● SHORT EXERCISE
Give the number of lines in the listing below that include the word "icon", with nothing more.

— START ENTRIES PROVIDED —

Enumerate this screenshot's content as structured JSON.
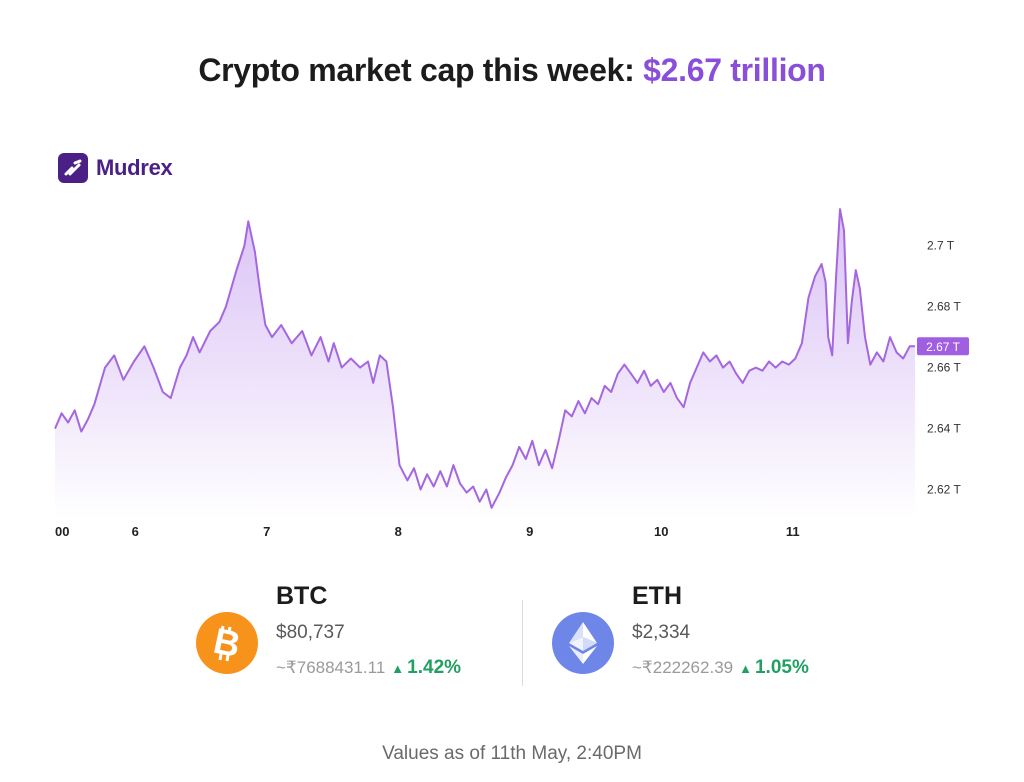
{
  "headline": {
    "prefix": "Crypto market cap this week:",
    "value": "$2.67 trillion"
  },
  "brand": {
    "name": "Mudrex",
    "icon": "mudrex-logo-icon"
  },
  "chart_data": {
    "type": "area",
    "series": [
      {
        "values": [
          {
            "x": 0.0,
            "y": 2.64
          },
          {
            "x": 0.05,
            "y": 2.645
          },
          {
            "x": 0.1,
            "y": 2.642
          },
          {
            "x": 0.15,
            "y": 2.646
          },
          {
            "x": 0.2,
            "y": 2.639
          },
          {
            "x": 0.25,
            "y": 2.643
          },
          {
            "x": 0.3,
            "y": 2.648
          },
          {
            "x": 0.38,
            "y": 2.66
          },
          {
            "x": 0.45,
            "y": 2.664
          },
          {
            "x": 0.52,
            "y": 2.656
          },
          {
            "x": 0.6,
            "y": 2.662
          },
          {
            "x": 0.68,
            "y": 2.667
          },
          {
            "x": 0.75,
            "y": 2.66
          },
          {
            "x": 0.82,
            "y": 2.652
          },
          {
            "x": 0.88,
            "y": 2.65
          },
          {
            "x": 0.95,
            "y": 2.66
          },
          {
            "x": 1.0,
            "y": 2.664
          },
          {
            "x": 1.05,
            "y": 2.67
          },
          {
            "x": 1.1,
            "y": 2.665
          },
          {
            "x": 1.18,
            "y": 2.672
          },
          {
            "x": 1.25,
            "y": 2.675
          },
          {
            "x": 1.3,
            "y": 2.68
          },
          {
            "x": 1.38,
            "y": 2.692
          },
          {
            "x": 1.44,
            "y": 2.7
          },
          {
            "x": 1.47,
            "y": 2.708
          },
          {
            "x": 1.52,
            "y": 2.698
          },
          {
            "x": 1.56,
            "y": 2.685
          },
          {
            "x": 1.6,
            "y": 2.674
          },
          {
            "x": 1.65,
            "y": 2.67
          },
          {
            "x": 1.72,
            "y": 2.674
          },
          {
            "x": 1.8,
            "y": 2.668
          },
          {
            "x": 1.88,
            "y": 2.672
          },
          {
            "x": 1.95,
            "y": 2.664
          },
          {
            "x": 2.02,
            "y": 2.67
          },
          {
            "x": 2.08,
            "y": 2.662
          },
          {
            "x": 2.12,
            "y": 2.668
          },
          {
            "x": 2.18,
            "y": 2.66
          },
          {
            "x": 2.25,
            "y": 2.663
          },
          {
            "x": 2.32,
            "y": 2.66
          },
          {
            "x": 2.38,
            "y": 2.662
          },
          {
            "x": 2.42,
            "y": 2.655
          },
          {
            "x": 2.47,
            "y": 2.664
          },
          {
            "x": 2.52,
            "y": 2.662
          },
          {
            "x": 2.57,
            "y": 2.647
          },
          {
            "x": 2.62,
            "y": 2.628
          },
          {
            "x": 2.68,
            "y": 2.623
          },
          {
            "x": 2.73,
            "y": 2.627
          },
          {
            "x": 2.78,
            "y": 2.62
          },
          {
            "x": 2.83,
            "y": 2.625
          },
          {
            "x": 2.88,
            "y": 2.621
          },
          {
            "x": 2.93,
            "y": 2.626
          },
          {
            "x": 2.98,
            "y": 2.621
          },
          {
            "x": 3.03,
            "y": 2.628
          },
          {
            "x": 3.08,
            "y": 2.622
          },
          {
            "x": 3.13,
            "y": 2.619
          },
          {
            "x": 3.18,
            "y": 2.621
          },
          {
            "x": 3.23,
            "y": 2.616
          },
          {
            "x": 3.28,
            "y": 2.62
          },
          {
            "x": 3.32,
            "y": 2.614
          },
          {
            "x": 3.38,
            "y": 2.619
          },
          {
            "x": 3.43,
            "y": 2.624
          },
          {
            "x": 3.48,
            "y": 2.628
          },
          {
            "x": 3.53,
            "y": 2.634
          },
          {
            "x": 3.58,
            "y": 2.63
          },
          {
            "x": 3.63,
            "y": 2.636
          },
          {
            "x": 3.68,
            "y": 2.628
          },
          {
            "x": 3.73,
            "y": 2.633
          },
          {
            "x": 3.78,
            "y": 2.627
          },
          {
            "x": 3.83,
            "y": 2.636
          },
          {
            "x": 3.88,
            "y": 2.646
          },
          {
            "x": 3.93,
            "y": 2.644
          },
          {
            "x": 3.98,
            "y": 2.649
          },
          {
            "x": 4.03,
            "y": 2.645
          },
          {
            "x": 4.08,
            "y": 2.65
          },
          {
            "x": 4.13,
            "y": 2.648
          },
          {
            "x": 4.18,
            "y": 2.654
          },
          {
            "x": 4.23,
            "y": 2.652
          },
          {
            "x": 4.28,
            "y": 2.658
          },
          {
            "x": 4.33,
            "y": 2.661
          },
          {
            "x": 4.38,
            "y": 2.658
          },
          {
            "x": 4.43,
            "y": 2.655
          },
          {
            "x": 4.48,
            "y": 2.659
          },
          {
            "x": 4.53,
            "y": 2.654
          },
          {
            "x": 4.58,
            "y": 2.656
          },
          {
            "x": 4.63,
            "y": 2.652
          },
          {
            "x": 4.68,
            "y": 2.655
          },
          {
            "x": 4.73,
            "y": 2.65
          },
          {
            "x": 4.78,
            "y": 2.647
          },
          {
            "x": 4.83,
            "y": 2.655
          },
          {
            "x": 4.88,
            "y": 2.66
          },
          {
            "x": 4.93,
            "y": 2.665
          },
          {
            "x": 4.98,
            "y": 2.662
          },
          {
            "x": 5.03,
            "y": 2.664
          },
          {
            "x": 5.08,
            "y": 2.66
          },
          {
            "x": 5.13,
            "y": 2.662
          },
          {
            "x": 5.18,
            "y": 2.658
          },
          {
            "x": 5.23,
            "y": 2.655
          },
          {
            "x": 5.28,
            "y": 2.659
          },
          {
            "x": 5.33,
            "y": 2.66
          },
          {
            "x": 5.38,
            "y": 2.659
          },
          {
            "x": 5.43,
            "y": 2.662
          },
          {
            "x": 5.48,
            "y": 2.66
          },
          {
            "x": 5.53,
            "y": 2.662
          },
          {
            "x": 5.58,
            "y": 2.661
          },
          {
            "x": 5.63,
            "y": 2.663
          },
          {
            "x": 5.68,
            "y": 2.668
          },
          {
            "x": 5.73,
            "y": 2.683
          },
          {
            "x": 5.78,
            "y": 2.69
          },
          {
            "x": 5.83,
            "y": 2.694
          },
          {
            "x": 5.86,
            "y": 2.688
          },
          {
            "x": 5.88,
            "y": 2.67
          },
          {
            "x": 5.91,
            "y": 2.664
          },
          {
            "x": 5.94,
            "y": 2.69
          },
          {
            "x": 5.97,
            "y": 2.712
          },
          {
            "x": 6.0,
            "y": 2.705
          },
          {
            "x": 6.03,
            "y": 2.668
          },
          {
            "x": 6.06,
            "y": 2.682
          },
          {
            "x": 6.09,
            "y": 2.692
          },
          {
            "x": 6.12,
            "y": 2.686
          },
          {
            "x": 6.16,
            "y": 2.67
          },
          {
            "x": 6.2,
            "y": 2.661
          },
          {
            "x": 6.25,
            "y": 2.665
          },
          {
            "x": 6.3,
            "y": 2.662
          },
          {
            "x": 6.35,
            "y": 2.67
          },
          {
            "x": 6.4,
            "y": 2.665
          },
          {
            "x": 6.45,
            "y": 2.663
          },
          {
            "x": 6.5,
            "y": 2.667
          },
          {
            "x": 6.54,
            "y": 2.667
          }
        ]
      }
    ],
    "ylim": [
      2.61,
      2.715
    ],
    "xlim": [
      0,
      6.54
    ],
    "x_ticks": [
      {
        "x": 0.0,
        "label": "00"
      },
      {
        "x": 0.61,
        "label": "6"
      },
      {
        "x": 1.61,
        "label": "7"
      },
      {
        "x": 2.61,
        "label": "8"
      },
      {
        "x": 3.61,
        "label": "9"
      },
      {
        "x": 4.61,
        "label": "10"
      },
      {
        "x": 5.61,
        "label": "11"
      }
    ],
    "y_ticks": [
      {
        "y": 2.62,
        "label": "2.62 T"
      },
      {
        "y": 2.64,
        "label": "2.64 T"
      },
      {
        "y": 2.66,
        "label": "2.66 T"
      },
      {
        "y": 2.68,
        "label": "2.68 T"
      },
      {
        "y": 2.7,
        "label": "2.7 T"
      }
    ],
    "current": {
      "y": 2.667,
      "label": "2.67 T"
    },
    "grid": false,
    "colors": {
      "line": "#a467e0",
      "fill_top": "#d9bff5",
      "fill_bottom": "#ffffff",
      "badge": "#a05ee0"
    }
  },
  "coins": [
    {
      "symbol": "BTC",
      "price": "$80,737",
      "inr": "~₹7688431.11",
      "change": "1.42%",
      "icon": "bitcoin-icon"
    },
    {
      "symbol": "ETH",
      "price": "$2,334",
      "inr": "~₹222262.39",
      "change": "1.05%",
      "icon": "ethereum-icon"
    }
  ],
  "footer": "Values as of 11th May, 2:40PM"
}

— END ENTRIES PROVIDED —

● RESULT FOR THIS EXERCISE
3